Task prompt
Can you format every line of the data below as a JSON list of strings, one string per line, with blank lines and pictures left out?

Image region annotations:
** Begin **

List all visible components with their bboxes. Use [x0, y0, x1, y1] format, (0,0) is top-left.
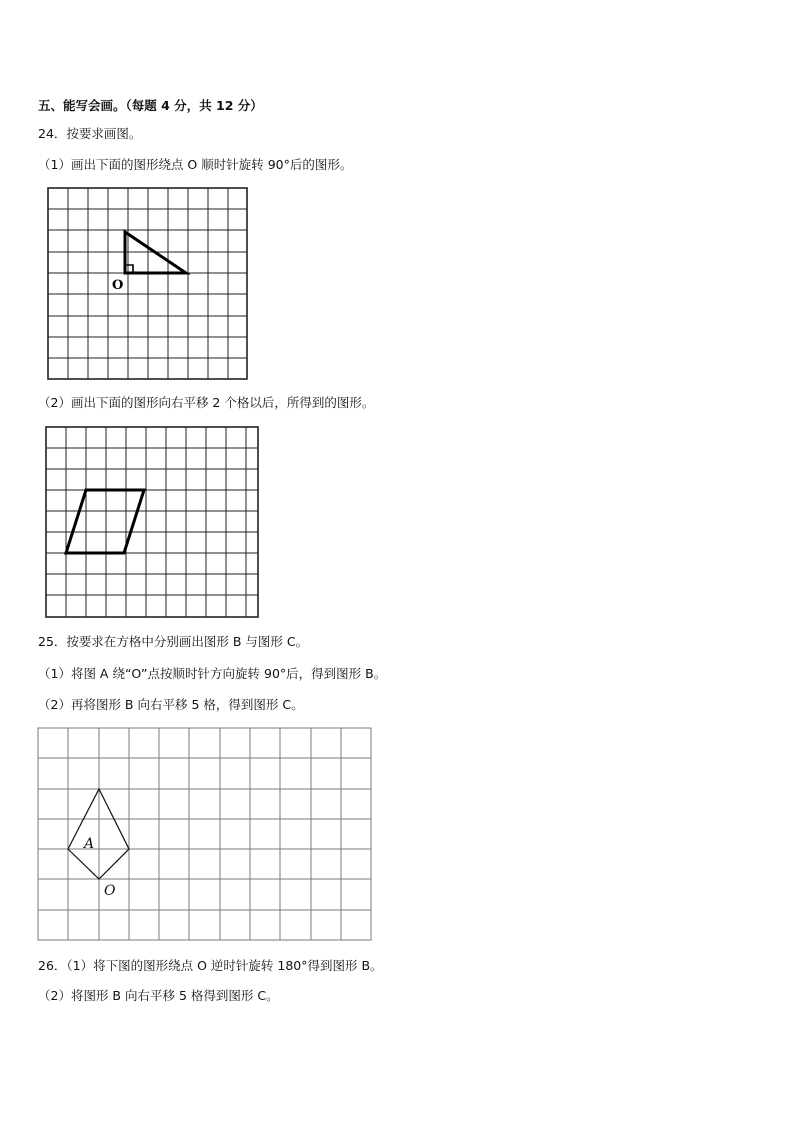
q25-part2-instruction: （2）再将图形 B 向右平移 5 格，得到图形 C。	[38, 697, 304, 712]
q25-part1-instruction: （1）将图 A 绕“O”点按顺时针方向旋转 90°后，得到图形 B。	[38, 666, 387, 681]
q24-title: 24．按要求画图。	[38, 126, 142, 141]
section-title: 五、能写会画。（每题 4 分，共 12 分）	[38, 98, 263, 113]
shape-a-label: A	[84, 836, 95, 852]
q25-title: 25．按要求在方格中分别画出图形 B 与图形 C。	[38, 634, 309, 649]
q24-part1-instruction: （1）画出下面的图形绕点 O 顺时针旋转 90°后的图形。	[38, 157, 353, 172]
point-o-label: O	[104, 883, 116, 899]
q24-grid-2	[42, 425, 262, 621]
q24-part2-instruction: （2）画出下面的图形向右平移 2 个格以后，所得到的图形。	[38, 395, 375, 410]
q24-grid-1	[44, 186, 250, 382]
q26-part1-instruction: 26．（1）将下图的图形绕点 O 逆时针旋转 180°得到图形 B。	[38, 958, 383, 973]
q25-grid	[36, 726, 374, 944]
point-o-label: O	[112, 278, 124, 293]
q26-part2-instruction: （2）将图形 B 向右平移 5 格得到图形 C。	[38, 988, 279, 1003]
parallelogram-shape	[66, 490, 144, 553]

** End **

Solved exercise
[
  "List all visible components with their bboxes. Use [x0, y0, x1, y1] format, (0,0) is top-left.",
  "q25-part2-instruction: （2）再将图形 B 向右平移 5 格，得到图形 C。\t[38, 697, 304, 712]",
  "q25-part1-instruction: （1）将图 A 绕“O”点按顺时针方向旋转 90°后，得到图形 B。\t[38, 666, 387, 681]",
  "q24-title: 24．按要求画图。\t[38, 126, 142, 141]",
  "section-title: 五、能写会画。（每题 4 分，共 12 分）\t[38, 98, 263, 113]",
  "shape-a-label: A\t[84, 836, 95, 852]",
  "q25-title: 25．按要求在方格中分别画出图形 B 与图形 C。\t[38, 634, 309, 649]",
  "q24-part1-instruction: （1）画出下面的图形绕点 O 顺时针旋转 90°后的图形。\t[38, 157, 353, 172]",
  "point-o-label: O\t[104, 883, 116, 899]",
  "q24-grid-2\t[42, 425, 262, 621]",
  "q24-part2-instruction: （2）画出下面的图形向右平移 2 个格以后，所得到的图形。\t[38, 395, 375, 410]",
  "q24-grid-1\t[44, 186, 250, 382]",
  "q26-part1-instruction: 26．（1）将下图的图形绕点 O 逆时针旋转 180°得到图形 B。\t[38, 958, 383, 973]",
  "q25-grid\t[36, 726, 374, 944]",
  "point-o-label: O\t[112, 278, 124, 293]",
  "q26-part2-instruction: （2）将图形 B 向右平移 5 格得到图形 C。\t[38, 988, 279, 1003]",
  "parallelogram-shape\t[66, 490, 144, 553]"
]